» **TASK GOAL**
Go through the listing below and gather every line with the word "MODIS".

» **MATERIAL**
◆ ◆ ◆

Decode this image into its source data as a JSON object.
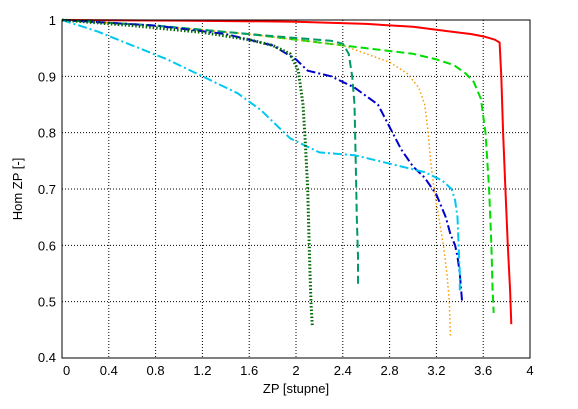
{
  "chart_data": {
    "type": "line",
    "title": "",
    "xlabel": "ZP [stupne]",
    "ylabel": "Hom ZP [-]",
    "xlim": [
      0,
      4
    ],
    "ylim": [
      0.4,
      1.0
    ],
    "xticks": [
      "0",
      "0.4",
      "0.8",
      "1.2",
      "1.6",
      "2",
      "2.4",
      "2.8",
      "3.2",
      "3.6",
      "4"
    ],
    "yticks": [
      "0.4",
      "0.5",
      "0.6",
      "0.7",
      "0.8",
      "0.9",
      "1"
    ],
    "grid": true,
    "legend": "none",
    "series": [
      {
        "color": "#ff0000",
        "style": "solid",
        "points": [
          [
            0,
            1.0
          ],
          [
            1.0,
            0.999
          ],
          [
            2.0,
            0.997
          ],
          [
            2.6,
            0.993
          ],
          [
            3.0,
            0.988
          ],
          [
            3.3,
            0.98
          ],
          [
            3.5,
            0.975
          ],
          [
            3.62,
            0.97
          ],
          [
            3.7,
            0.965
          ],
          [
            3.74,
            0.96
          ],
          [
            3.755,
            0.9
          ],
          [
            3.77,
            0.8
          ],
          [
            3.79,
            0.7
          ],
          [
            3.81,
            0.6
          ],
          [
            3.83,
            0.52
          ],
          [
            3.84,
            0.46
          ]
        ]
      },
      {
        "color": "#00dd00",
        "style": "dashed",
        "points": [
          [
            0,
            1.0
          ],
          [
            0.8,
            0.99
          ],
          [
            1.6,
            0.975
          ],
          [
            2.0,
            0.965
          ],
          [
            2.4,
            0.955
          ],
          [
            2.8,
            0.945
          ],
          [
            3.0,
            0.94
          ],
          [
            3.2,
            0.93
          ],
          [
            3.35,
            0.92
          ],
          [
            3.45,
            0.905
          ],
          [
            3.52,
            0.89
          ],
          [
            3.58,
            0.86
          ],
          [
            3.62,
            0.8
          ],
          [
            3.65,
            0.7
          ],
          [
            3.67,
            0.6
          ],
          [
            3.68,
            0.52
          ],
          [
            3.69,
            0.48
          ]
        ]
      },
      {
        "color": "#ff9900",
        "style": "dotted",
        "points": [
          [
            0,
            1.0
          ],
          [
            0.8,
            0.99
          ],
          [
            1.6,
            0.975
          ],
          [
            2.0,
            0.965
          ],
          [
            2.4,
            0.955
          ],
          [
            2.6,
            0.94
          ],
          [
            2.8,
            0.925
          ],
          [
            2.95,
            0.905
          ],
          [
            3.05,
            0.88
          ],
          [
            3.1,
            0.85
          ],
          [
            3.13,
            0.8
          ],
          [
            3.15,
            0.75
          ],
          [
            3.18,
            0.7
          ],
          [
            3.22,
            0.65
          ],
          [
            3.26,
            0.6
          ],
          [
            3.29,
            0.55
          ],
          [
            3.31,
            0.5
          ],
          [
            3.32,
            0.44
          ]
        ]
      },
      {
        "color": "#009966",
        "style": "dashed",
        "points": [
          [
            0,
            1.0
          ],
          [
            0.8,
            0.99
          ],
          [
            1.6,
            0.975
          ],
          [
            2.0,
            0.968
          ],
          [
            2.3,
            0.963
          ],
          [
            2.4,
            0.958
          ],
          [
            2.45,
            0.94
          ],
          [
            2.48,
            0.9
          ],
          [
            2.5,
            0.85
          ],
          [
            2.51,
            0.75
          ],
          [
            2.52,
            0.65
          ],
          [
            2.53,
            0.58
          ],
          [
            2.53,
            0.53
          ]
        ]
      },
      {
        "color": "#0000cc",
        "style": "dashdot",
        "points": [
          [
            0,
            1.0
          ],
          [
            0.8,
            0.99
          ],
          [
            1.4,
            0.975
          ],
          [
            1.8,
            0.955
          ],
          [
            2.0,
            0.93
          ],
          [
            2.1,
            0.91
          ],
          [
            2.3,
            0.9
          ],
          [
            2.5,
            0.88
          ],
          [
            2.7,
            0.85
          ],
          [
            2.8,
            0.81
          ],
          [
            2.9,
            0.77
          ],
          [
            3.0,
            0.74
          ],
          [
            3.1,
            0.72
          ],
          [
            3.2,
            0.69
          ],
          [
            3.28,
            0.65
          ],
          [
            3.32,
            0.62
          ],
          [
            3.36,
            0.6
          ],
          [
            3.38,
            0.58
          ],
          [
            3.4,
            0.55
          ],
          [
            3.42,
            0.5
          ]
        ]
      },
      {
        "color": "#00c8ee",
        "style": "dashdot",
        "points": [
          [
            0,
            1.0
          ],
          [
            0.3,
            0.98
          ],
          [
            0.6,
            0.955
          ],
          [
            0.9,
            0.93
          ],
          [
            1.2,
            0.9
          ],
          [
            1.5,
            0.87
          ],
          [
            1.7,
            0.84
          ],
          [
            1.8,
            0.82
          ],
          [
            1.95,
            0.79
          ],
          [
            2.1,
            0.775
          ],
          [
            2.2,
            0.765
          ],
          [
            2.5,
            0.76
          ],
          [
            2.7,
            0.75
          ],
          [
            2.9,
            0.74
          ],
          [
            3.1,
            0.73
          ],
          [
            3.25,
            0.715
          ],
          [
            3.33,
            0.7
          ],
          [
            3.36,
            0.68
          ],
          [
            3.38,
            0.65
          ],
          [
            3.39,
            0.6
          ],
          [
            3.4,
            0.55
          ],
          [
            3.4,
            0.52
          ]
        ]
      },
      {
        "color": "#006600",
        "style": "thickdotted",
        "points": [
          [
            0,
            1.0
          ],
          [
            0.6,
            0.99
          ],
          [
            1.2,
            0.978
          ],
          [
            1.6,
            0.965
          ],
          [
            1.8,
            0.955
          ],
          [
            1.95,
            0.94
          ],
          [
            2.02,
            0.91
          ],
          [
            2.06,
            0.85
          ],
          [
            2.08,
            0.78
          ],
          [
            2.1,
            0.7
          ],
          [
            2.11,
            0.62
          ],
          [
            2.12,
            0.55
          ],
          [
            2.13,
            0.49
          ],
          [
            2.14,
            0.455
          ]
        ]
      }
    ]
  }
}
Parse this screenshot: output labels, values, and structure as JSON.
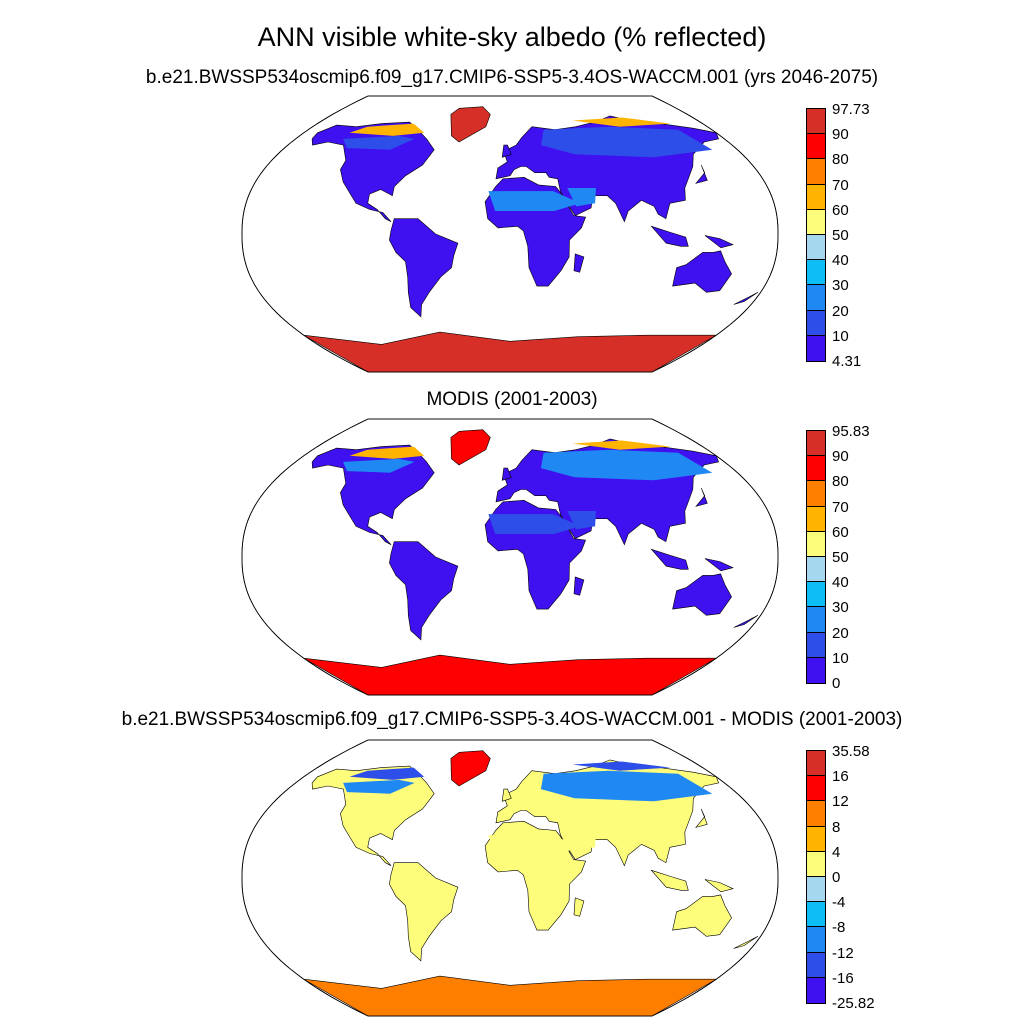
{
  "title": "ANN visible white-sky albedo (% reflected)",
  "panels": [
    {
      "title": "b.e21.BWSSP534oscmip6.f09_g17.CMIP6-SSP5-3.4OS-WACCM.001 (yrs 2046-2075)",
      "colorbar": {
        "labels": [
          "97.73",
          "90",
          "80",
          "70",
          "60",
          "50",
          "40",
          "30",
          "20",
          "10",
          "4.31"
        ],
        "colors": [
          "#d62f27",
          "#fe0000",
          "#fe7f00",
          "#feb400",
          "#fdfd7b",
          "#a5d7ef",
          "#0cbef5",
          "#1f88f2",
          "#2d4ee8",
          "#3f10f0"
        ]
      }
    },
    {
      "title": "MODIS (2001-2003)",
      "colorbar": {
        "labels": [
          "95.83",
          "90",
          "80",
          "70",
          "60",
          "50",
          "40",
          "30",
          "20",
          "10",
          "0"
        ],
        "colors": [
          "#d62f27",
          "#fe0000",
          "#fe7f00",
          "#feb400",
          "#fdfd7b",
          "#a5d7ef",
          "#0cbef5",
          "#1f88f2",
          "#2d4ee8",
          "#3f10f0"
        ]
      }
    },
    {
      "title": "b.e21.BWSSP534oscmip6.f09_g17.CMIP6-SSP5-3.4OS-WACCM.001 - MODIS (2001-2003)",
      "colorbar": {
        "labels": [
          "35.58",
          "16",
          "12",
          "8",
          "4",
          "0",
          "-4",
          "-8",
          "-12",
          "-16",
          "-25.82"
        ],
        "colors": [
          "#d62f27",
          "#fe0000",
          "#fe7f00",
          "#feb400",
          "#fdfd7b",
          "#a5d7ef",
          "#0cbef5",
          "#1f88f2",
          "#2d4ee8",
          "#3f10f0"
        ]
      }
    }
  ]
}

◆ ◆ ◆

» **RESPONSE**
      "title": "MODIS (2001-2003)",
      "title": "b.e21.BWSSP534oscmip6.f09_g17.CMIP6-SSP5-3.4OS-WACCM.001 - MODIS (2001-2003)",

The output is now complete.